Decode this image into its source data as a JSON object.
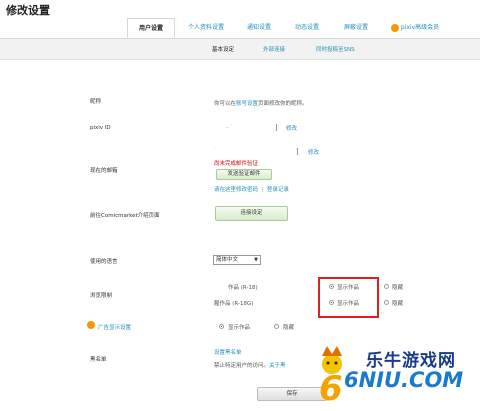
{
  "page_title": "修改设置",
  "tabs": [
    {
      "label": "用户设置",
      "active": true
    },
    {
      "label": "个人资料设置"
    },
    {
      "label": "通知设置"
    },
    {
      "label": "动态设置"
    },
    {
      "label": "屏蔽设置"
    },
    {
      "label": "pixiv高级会员",
      "icon": "pixiv-icon"
    }
  ],
  "subtabs": [
    {
      "label": "基本设定",
      "active": true
    },
    {
      "label": "外部连接"
    },
    {
      "label": "同时投稿至SNS"
    }
  ],
  "nickname": {
    "label": "昵称",
    "text_before": "你可以在",
    "link": "账号设置",
    "text_after": "页面修改你的昵称。"
  },
  "pixiv_id": {
    "label": "pixiv ID",
    "change_link": "修改"
  },
  "email": {
    "label": "现在的邮箱",
    "change_link": "修改",
    "warning": "尚未完成邮件验证",
    "send_button": "发送验证邮件",
    "reset_link": "请在这里修改密码",
    "login_history_link": "登录记录"
  },
  "comicmarket": {
    "label": "前往Comicmarket介绍页面",
    "button": "连接设定"
  },
  "language": {
    "label": "使用的语言",
    "selected": "简体中文"
  },
  "browsing": {
    "label": "浏览限制",
    "row1_text": "作品 (R-18)",
    "row2_text": "腥作品 (R-18G)",
    "show_label": "显示作品",
    "hide_label": "隐藏"
  },
  "ads": {
    "label": "广告显示设置",
    "show_label": "显示作品",
    "hide_label": "隐藏"
  },
  "blacklist": {
    "label": "黑名单",
    "link": "设置黑名单",
    "desc_before": "禁止特定用户的访问。",
    "desc_link": "关于黑"
  },
  "save_button": "保存",
  "watermark": {
    "text": "乐牛游戏网",
    "logo": "6NIU.COM"
  }
}
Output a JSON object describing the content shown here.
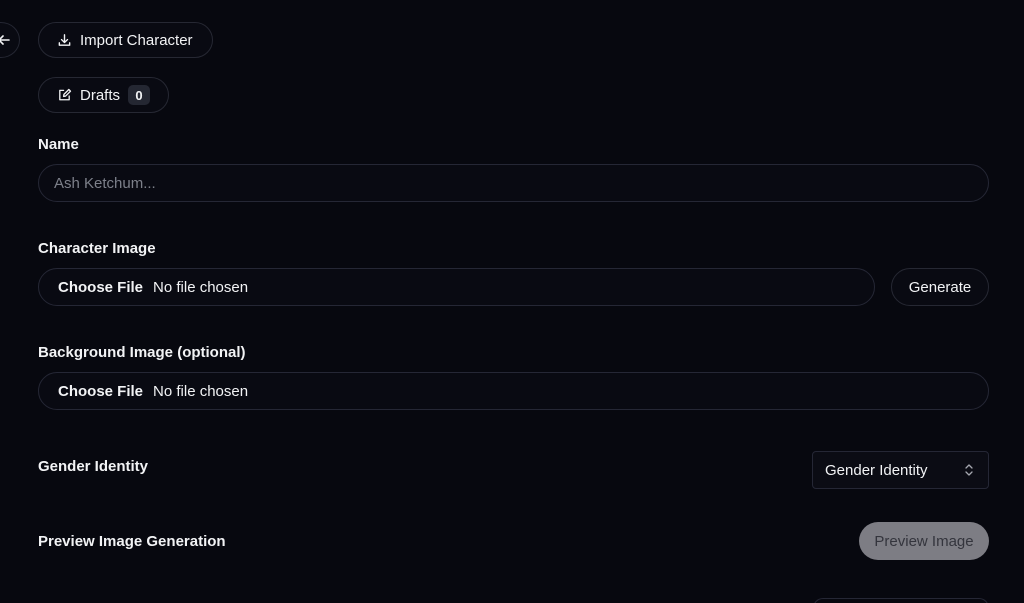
{
  "actions": {
    "import_character": "Import Character",
    "drafts_label": "Drafts",
    "drafts_count": "0"
  },
  "form": {
    "name": {
      "label": "Name",
      "placeholder": "Ash Ketchum..."
    },
    "character_image": {
      "label": "Character Image",
      "choose_label": "Choose File",
      "file_status": "No file chosen",
      "generate_label": "Generate"
    },
    "background_image": {
      "label": "Background Image (optional)",
      "choose_label": "Choose File",
      "file_status": "No file chosen"
    },
    "gender_identity": {
      "label": "Gender Identity",
      "selected": "Gender Identity"
    },
    "preview_generation": {
      "label": "Preview Image Generation",
      "button_label": "Preview Image"
    }
  },
  "icons": {
    "back": "arrow-left-icon",
    "import": "download-icon",
    "drafts": "edit-icon",
    "select": "chevron-up-down-icon"
  },
  "colors": {
    "background": "#07080f",
    "border": "#252735",
    "text": "#f2f3f5",
    "muted_text": "#7d808a",
    "disabled_button": "#7d7d84"
  }
}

> **What is being asked**
Pick out and copy the lines of the entries that hold the string "object".

> **Task response**
Decode this image into its source data as a JSON object.
Output a JSON object describing the content shown here.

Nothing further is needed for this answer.